Task requirements:
Scan the data below and pick out the lines containing the word "GBPJPY".

Data items
[start]

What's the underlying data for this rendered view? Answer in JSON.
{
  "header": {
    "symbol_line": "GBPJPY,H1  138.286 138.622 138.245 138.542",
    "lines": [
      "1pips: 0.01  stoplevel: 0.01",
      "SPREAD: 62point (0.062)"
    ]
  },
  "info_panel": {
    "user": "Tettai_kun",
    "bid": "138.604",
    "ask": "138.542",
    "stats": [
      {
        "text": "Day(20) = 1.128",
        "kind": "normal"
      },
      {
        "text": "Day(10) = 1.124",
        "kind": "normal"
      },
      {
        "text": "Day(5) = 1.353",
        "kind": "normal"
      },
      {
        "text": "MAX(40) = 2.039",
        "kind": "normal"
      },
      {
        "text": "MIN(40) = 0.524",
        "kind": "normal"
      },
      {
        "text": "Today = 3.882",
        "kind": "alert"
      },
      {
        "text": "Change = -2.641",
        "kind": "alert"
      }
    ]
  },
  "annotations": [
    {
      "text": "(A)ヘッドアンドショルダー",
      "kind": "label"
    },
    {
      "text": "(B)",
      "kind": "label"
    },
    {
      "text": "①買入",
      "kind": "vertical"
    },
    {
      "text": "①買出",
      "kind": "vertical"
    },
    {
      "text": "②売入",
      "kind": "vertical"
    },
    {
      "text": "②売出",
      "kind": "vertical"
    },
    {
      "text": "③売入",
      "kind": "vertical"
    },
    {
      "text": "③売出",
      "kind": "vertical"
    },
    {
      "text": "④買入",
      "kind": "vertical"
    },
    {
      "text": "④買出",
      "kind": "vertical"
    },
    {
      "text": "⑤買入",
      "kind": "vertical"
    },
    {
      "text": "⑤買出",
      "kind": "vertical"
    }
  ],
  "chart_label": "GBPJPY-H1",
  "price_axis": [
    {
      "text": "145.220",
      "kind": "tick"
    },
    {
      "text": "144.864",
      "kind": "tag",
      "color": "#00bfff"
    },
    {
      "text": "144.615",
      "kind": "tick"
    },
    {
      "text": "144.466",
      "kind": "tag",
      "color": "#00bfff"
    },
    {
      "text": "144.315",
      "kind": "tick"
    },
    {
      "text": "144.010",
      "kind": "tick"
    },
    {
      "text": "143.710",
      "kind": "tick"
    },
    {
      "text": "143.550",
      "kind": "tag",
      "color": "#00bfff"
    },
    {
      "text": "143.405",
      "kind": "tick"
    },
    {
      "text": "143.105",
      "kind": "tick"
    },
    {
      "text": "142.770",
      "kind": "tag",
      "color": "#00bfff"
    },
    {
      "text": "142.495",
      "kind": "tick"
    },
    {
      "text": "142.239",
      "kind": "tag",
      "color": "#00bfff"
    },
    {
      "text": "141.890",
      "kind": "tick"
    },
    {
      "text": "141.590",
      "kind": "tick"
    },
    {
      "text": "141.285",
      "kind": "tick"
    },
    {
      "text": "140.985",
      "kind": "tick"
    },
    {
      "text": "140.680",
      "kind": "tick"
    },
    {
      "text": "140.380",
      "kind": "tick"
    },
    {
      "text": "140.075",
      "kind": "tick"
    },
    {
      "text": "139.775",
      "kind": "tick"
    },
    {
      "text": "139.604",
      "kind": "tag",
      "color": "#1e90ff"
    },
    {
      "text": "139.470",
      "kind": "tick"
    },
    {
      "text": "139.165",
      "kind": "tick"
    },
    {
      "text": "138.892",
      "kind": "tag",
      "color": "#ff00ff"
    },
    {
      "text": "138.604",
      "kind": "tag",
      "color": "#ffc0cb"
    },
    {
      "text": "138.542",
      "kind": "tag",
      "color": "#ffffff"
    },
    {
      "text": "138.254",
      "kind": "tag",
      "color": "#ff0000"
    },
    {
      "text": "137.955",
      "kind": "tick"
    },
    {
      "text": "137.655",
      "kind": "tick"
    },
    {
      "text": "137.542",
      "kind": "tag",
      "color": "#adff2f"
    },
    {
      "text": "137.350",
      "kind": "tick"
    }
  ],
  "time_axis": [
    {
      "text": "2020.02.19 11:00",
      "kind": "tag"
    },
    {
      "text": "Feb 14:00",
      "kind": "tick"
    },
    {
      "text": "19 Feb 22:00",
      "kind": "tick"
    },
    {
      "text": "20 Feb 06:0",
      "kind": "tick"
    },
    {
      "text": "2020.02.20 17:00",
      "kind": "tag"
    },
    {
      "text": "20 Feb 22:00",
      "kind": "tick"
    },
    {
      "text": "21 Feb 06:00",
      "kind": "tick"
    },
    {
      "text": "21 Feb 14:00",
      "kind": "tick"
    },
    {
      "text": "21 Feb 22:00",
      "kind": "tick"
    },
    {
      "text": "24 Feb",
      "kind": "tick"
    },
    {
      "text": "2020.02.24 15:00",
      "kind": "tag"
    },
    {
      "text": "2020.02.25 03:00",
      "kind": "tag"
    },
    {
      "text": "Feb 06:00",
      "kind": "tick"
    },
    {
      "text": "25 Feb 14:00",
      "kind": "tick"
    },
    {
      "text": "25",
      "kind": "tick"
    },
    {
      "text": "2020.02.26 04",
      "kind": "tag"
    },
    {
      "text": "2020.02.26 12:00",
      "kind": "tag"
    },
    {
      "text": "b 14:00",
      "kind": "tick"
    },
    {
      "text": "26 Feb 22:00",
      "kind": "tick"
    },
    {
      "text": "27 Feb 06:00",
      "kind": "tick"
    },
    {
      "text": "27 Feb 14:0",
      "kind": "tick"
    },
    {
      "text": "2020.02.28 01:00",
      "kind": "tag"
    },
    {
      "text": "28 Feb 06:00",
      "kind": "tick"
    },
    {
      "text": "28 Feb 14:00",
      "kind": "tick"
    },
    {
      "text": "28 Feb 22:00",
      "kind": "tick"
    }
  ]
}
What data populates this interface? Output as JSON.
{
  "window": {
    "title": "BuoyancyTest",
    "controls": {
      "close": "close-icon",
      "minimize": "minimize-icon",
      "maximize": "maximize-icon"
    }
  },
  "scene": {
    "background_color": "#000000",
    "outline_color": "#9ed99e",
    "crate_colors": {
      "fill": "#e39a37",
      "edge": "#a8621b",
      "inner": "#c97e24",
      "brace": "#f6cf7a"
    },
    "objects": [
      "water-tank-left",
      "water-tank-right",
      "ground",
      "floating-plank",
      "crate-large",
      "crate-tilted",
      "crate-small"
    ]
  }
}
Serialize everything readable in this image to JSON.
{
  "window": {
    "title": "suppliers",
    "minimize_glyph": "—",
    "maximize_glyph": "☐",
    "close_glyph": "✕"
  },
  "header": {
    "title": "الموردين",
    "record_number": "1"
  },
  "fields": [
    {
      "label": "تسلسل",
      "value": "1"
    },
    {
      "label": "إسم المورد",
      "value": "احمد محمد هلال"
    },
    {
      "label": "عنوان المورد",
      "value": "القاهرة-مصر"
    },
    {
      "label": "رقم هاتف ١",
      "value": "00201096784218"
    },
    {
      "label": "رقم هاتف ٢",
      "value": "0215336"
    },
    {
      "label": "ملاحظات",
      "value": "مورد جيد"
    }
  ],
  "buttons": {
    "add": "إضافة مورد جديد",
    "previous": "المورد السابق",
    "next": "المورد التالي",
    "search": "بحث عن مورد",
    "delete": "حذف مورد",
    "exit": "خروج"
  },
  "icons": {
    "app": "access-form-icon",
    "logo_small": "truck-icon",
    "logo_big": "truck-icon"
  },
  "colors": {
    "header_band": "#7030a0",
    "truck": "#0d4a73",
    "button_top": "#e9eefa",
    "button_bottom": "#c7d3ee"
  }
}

[end]

Result of the task:
    "symbol_line": "GBPJPY,H1  138.286 138.622 138.245 138.542",
  "chart_label": "GBPJPY-H1",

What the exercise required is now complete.